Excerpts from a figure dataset
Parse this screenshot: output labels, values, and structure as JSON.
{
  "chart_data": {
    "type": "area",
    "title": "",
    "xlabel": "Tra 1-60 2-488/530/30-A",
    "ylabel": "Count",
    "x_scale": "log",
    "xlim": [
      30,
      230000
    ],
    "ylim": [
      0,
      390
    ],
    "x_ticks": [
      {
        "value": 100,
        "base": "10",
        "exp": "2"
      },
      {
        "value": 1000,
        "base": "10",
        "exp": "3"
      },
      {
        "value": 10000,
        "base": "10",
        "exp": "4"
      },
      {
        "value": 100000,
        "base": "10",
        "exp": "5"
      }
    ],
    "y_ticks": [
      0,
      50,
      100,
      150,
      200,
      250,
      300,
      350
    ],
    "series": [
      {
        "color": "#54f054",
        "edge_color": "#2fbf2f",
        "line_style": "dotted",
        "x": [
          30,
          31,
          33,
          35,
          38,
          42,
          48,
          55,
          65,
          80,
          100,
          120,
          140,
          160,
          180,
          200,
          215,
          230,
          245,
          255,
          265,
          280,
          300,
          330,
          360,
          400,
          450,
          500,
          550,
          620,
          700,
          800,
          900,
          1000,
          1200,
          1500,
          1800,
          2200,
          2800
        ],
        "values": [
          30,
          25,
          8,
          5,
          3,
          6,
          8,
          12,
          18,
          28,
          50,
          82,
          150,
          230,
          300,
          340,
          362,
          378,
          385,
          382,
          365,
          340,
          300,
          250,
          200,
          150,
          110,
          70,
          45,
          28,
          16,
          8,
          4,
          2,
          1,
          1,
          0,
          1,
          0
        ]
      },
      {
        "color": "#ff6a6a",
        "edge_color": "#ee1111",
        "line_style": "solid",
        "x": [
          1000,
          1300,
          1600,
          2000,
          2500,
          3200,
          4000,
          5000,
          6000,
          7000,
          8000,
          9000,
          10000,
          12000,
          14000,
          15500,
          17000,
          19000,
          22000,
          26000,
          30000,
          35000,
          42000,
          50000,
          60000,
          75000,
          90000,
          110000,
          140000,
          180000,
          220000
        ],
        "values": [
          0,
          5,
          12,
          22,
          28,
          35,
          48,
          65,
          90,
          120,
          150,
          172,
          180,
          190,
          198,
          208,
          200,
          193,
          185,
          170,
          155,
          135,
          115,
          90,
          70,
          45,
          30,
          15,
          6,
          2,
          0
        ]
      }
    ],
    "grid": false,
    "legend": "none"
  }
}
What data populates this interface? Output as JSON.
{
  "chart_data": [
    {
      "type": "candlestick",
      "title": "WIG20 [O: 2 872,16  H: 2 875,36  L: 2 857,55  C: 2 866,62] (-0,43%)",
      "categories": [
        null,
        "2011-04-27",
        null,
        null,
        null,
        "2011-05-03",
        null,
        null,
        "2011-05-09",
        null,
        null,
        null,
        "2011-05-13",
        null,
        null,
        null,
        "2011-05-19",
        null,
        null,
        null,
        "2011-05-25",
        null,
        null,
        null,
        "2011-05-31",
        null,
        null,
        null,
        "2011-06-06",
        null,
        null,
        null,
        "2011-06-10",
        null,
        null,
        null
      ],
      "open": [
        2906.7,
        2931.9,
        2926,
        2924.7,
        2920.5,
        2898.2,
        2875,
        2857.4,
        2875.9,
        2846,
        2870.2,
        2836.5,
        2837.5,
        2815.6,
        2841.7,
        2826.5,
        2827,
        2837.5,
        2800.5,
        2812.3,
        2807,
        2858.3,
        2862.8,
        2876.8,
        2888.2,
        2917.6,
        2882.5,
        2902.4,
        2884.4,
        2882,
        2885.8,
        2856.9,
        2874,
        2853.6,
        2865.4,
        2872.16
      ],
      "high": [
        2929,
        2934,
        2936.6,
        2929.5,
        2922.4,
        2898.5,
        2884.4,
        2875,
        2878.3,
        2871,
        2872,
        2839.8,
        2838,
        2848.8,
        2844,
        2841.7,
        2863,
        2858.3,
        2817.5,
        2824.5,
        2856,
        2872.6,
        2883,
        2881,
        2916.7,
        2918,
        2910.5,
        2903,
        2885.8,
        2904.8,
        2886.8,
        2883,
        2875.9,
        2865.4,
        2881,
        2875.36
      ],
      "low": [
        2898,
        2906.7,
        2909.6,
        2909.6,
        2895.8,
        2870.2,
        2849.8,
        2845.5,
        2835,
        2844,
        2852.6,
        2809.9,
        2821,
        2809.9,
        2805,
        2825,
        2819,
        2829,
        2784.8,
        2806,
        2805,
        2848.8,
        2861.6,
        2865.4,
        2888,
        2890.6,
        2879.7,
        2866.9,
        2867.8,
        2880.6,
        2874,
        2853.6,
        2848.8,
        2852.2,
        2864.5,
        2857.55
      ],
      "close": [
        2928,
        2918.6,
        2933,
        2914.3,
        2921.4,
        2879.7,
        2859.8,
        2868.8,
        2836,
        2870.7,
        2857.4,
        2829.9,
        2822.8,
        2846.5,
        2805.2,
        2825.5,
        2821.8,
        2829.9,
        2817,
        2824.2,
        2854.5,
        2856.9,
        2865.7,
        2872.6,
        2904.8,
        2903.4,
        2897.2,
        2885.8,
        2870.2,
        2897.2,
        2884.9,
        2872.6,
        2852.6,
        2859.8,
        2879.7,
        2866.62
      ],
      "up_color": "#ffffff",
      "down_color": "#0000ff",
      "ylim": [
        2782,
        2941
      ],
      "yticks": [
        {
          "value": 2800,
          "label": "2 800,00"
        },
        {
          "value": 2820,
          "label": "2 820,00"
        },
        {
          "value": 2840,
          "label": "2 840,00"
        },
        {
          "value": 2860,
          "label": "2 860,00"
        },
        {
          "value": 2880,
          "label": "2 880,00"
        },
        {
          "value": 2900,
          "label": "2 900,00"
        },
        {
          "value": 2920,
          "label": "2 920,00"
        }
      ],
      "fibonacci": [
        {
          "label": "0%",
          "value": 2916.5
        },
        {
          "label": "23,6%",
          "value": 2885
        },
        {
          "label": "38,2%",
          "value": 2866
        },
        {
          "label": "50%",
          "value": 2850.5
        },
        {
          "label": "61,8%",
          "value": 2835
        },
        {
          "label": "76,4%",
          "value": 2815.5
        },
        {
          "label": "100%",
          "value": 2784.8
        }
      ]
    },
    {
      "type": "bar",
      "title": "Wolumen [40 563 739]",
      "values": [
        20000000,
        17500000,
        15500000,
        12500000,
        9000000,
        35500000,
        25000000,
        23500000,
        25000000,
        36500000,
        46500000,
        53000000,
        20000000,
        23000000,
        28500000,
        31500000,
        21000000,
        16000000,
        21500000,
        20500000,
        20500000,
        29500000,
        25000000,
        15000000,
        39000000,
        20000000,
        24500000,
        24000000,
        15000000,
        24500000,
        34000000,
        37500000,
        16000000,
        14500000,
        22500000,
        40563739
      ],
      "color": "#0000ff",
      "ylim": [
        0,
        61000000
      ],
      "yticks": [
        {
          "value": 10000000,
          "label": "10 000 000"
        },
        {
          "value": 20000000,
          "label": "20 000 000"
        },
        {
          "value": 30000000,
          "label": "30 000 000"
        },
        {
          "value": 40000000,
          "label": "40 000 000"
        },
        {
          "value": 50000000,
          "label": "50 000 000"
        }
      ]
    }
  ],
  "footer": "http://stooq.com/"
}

Task
Reproduce the full listing above, character for character.

Written solution
Parse this screenshot: output labels, values, and structure as JSON.
{
  "chart_data": {
    "type": "area",
    "title": "",
    "xlabel": "Tra 1-60 2-488/530/30-A",
    "ylabel": "Count",
    "x_scale": "log",
    "xlim": [
      30,
      230000
    ],
    "ylim": [
      0,
      390
    ],
    "x_ticks": [
      {
        "value": 100,
        "base": "10",
        "exp": "2"
      },
      {
        "value": 1000,
        "base": "10",
        "exp": "3"
      },
      {
        "value": 10000,
        "base": "10",
        "exp": "4"
      },
      {
        "value": 100000,
        "base": "10",
        "exp": "5"
      }
    ],
    "y_ticks": [
      0,
      50,
      100,
      150,
      200,
      250,
      300,
      350
    ],
    "series": [
      {
        "color": "#54f054",
        "edge_color": "#2fbf2f",
        "line_style": "dotted",
        "x": [
          30,
          31,
          33,
          35,
          38,
          42,
          48,
          55,
          65,
          80,
          100,
          120,
          140,
          160,
          180,
          200,
          215,
          230,
          245,
          255,
          265,
          280,
          300,
          330,
          360,
          400,
          450,
          500,
          550,
          620,
          700,
          800,
          900,
          1000,
          1200,
          1500,
          1800,
          2200,
          2800
        ],
        "values": [
          30,
          25,
          8,
          5,
          3,
          6,
          8,
          12,
          18,
          28,
          50,
          82,
          150,
          230,
          300,
          340,
          362,
          378,
          385,
          382,
          365,
          340,
          300,
          250,
          200,
          150,
          110,
          70,
          45,
          28,
          16,
          8,
          4,
          2,
          1,
          1,
          0,
          1,
          0
        ]
      },
      {
        "color": "#ff6a6a",
        "edge_color": "#ee1111",
        "line_style": "solid",
        "x": [
          1000,
          1300,
          1600,
          2000,
          2500,
          3200,
          4000,
          5000,
          6000,
          7000,
          8000,
          9000,
          10000,
          12000,
          14000,
          15500,
          17000,
          19000,
          22000,
          26000,
          30000,
          35000,
          42000,
          50000,
          60000,
          75000,
          90000,
          110000,
          140000,
          180000,
          220000
        ],
        "values": [
          0,
          5,
          12,
          22,
          28,
          35,
          48,
          65,
          90,
          120,
          150,
          172,
          180,
          190,
          198,
          208,
          200,
          193,
          185,
          170,
          155,
          135,
          115,
          90,
          70,
          45,
          30,
          15,
          6,
          2,
          0
        ]
      }
    ],
    "grid": false,
    "legend": "none"
  }
}
What data populates this interface? Output as JSON.
{
  "chart_data": [
    {
      "type": "candlestick",
      "title": "WIG20 [O: 2 872,16  H: 2 875,36  L: 2 857,55  C: 2 866,62] (-0,43%)",
      "categories": [
        null,
        "2011-04-27",
        null,
        null,
        null,
        "2011-05-03",
        null,
        null,
        "2011-05-09",
        null,
        null,
        null,
        "2011-05-13",
        null,
        null,
        null,
        "2011-05-19",
        null,
        null,
        null,
        "2011-05-25",
        null,
        null,
        null,
        "2011-05-31",
        null,
        null,
        null,
        "2011-06-06",
        null,
        null,
        null,
        "2011-06-10",
        null,
        null,
        null
      ],
      "open": [
        2906.7,
        2931.9,
        2926,
        2924.7,
        2920.5,
        2898.2,
        2875,
        2857.4,
        2875.9,
        2846,
        2870.2,
        2836.5,
        2837.5,
        2815.6,
        2841.7,
        2826.5,
        2827,
        2837.5,
        2800.5,
        2812.3,
        2807,
        2858.3,
        2862.8,
        2876.8,
        2888.2,
        2917.6,
        2882.5,
        2902.4,
        2884.4,
        2882,
        2885.8,
        2856.9,
        2874,
        2853.6,
        2865.4,
        2872.16
      ],
      "high": [
        2929,
        2934,
        2936.6,
        2929.5,
        2922.4,
        2898.5,
        2884.4,
        2875,
        2878.3,
        2871,
        2872,
        2839.8,
        2838,
        2848.8,
        2844,
        2841.7,
        2863,
        2858.3,
        2817.5,
        2824.5,
        2856,
        2872.6,
        2883,
        2881,
        2916.7,
        2918,
        2910.5,
        2903,
        2885.8,
        2904.8,
        2886.8,
        2883,
        2875.9,
        2865.4,
        2881,
        2875.36
      ],
      "low": [
        2898,
        2906.7,
        2909.6,
        2909.6,
        2895.8,
        2870.2,
        2849.8,
        2845.5,
        2835,
        2844,
        2852.6,
        2809.9,
        2821,
        2809.9,
        2805,
        2825,
        2819,
        2829,
        2784.8,
        2806,
        2805,
        2848.8,
        2861.6,
        2865.4,
        2888,
        2890.6,
        2879.7,
        2866.9,
        2867.8,
        2880.6,
        2874,
        2853.6,
        2848.8,
        2852.2,
        2864.5,
        2857.55
      ],
      "close": [
        2928,
        2918.6,
        2933,
        2914.3,
        2921.4,
        2879.7,
        2859.8,
        2868.8,
        2836,
        2870.7,
        2857.4,
        2829.9,
        2822.8,
        2846.5,
        2805.2,
        2825.5,
        2821.8,
        2829.9,
        2817,
        2824.2,
        2854.5,
        2856.9,
        2865.7,
        2872.6,
        2904.8,
        2903.4,
        2897.2,
        2885.8,
        2870.2,
        2897.2,
        2884.9,
        2872.6,
        2852.6,
        2859.8,
        2879.7,
        2866.62
      ],
      "up_color": "#ffffff",
      "down_color": "#0000ff",
      "ylim": [
        2782,
        2941
      ],
      "yticks": [
        {
          "value": 2800,
          "label": "2 800,00"
        },
        {
          "value": 2820,
          "label": "2 820,00"
        },
        {
          "value": 2840,
          "label": "2 840,00"
        },
        {
          "value": 2860,
          "label": "2 860,00"
        },
        {
          "value": 2880,
          "label": "2 880,00"
        },
        {
          "value": 2900,
          "label": "2 900,00"
        },
        {
          "value": 2920,
          "label": "2 920,00"
        }
      ],
      "fibonacci": [
        {
          "label": "0%",
          "value": 2916.5
        },
        {
          "label": "23,6%",
          "value": 2885
        },
        {
          "label": "38,2%",
          "value": 2866
        },
        {
          "label": "50%",
          "value": 2850.5
        },
        {
          "label": "61,8%",
          "value": 2835
        },
        {
          "label": "76,4%",
          "value": 2815.5
        },
        {
          "label": "100%",
          "value": 2784.8
        }
      ]
    },
    {
      "type": "bar",
      "title": "Wolumen [40 563 739]",
      "values": [
        20000000,
        17500000,
        15500000,
        12500000,
        9000000,
        35500000,
        25000000,
        23500000,
        25000000,
        36500000,
        46500000,
        53000000,
        20000000,
        23000000,
        28500000,
        31500000,
        21000000,
        16000000,
        21500000,
        20500000,
        20500000,
        29500000,
        25000000,
        15000000,
        39000000,
        20000000,
        24500000,
        24000000,
        15000000,
        24500000,
        34000000,
        37500000,
        16000000,
        14500000,
        22500000,
        40563739
      ],
      "color": "#0000ff",
      "ylim": [
        0,
        61000000
      ],
      "yticks": [
        {
          "value": 10000000,
          "label": "10 000 000"
        },
        {
          "value": 20000000,
          "label": "20 000 000"
        },
        {
          "value": 30000000,
          "label": "30 000 000"
        },
        {
          "value": 40000000,
          "label": "40 000 000"
        },
        {
          "value": 50000000,
          "label": "50 000 000"
        }
      ]
    }
  ],
  "footer": "http://stooq.com/"
}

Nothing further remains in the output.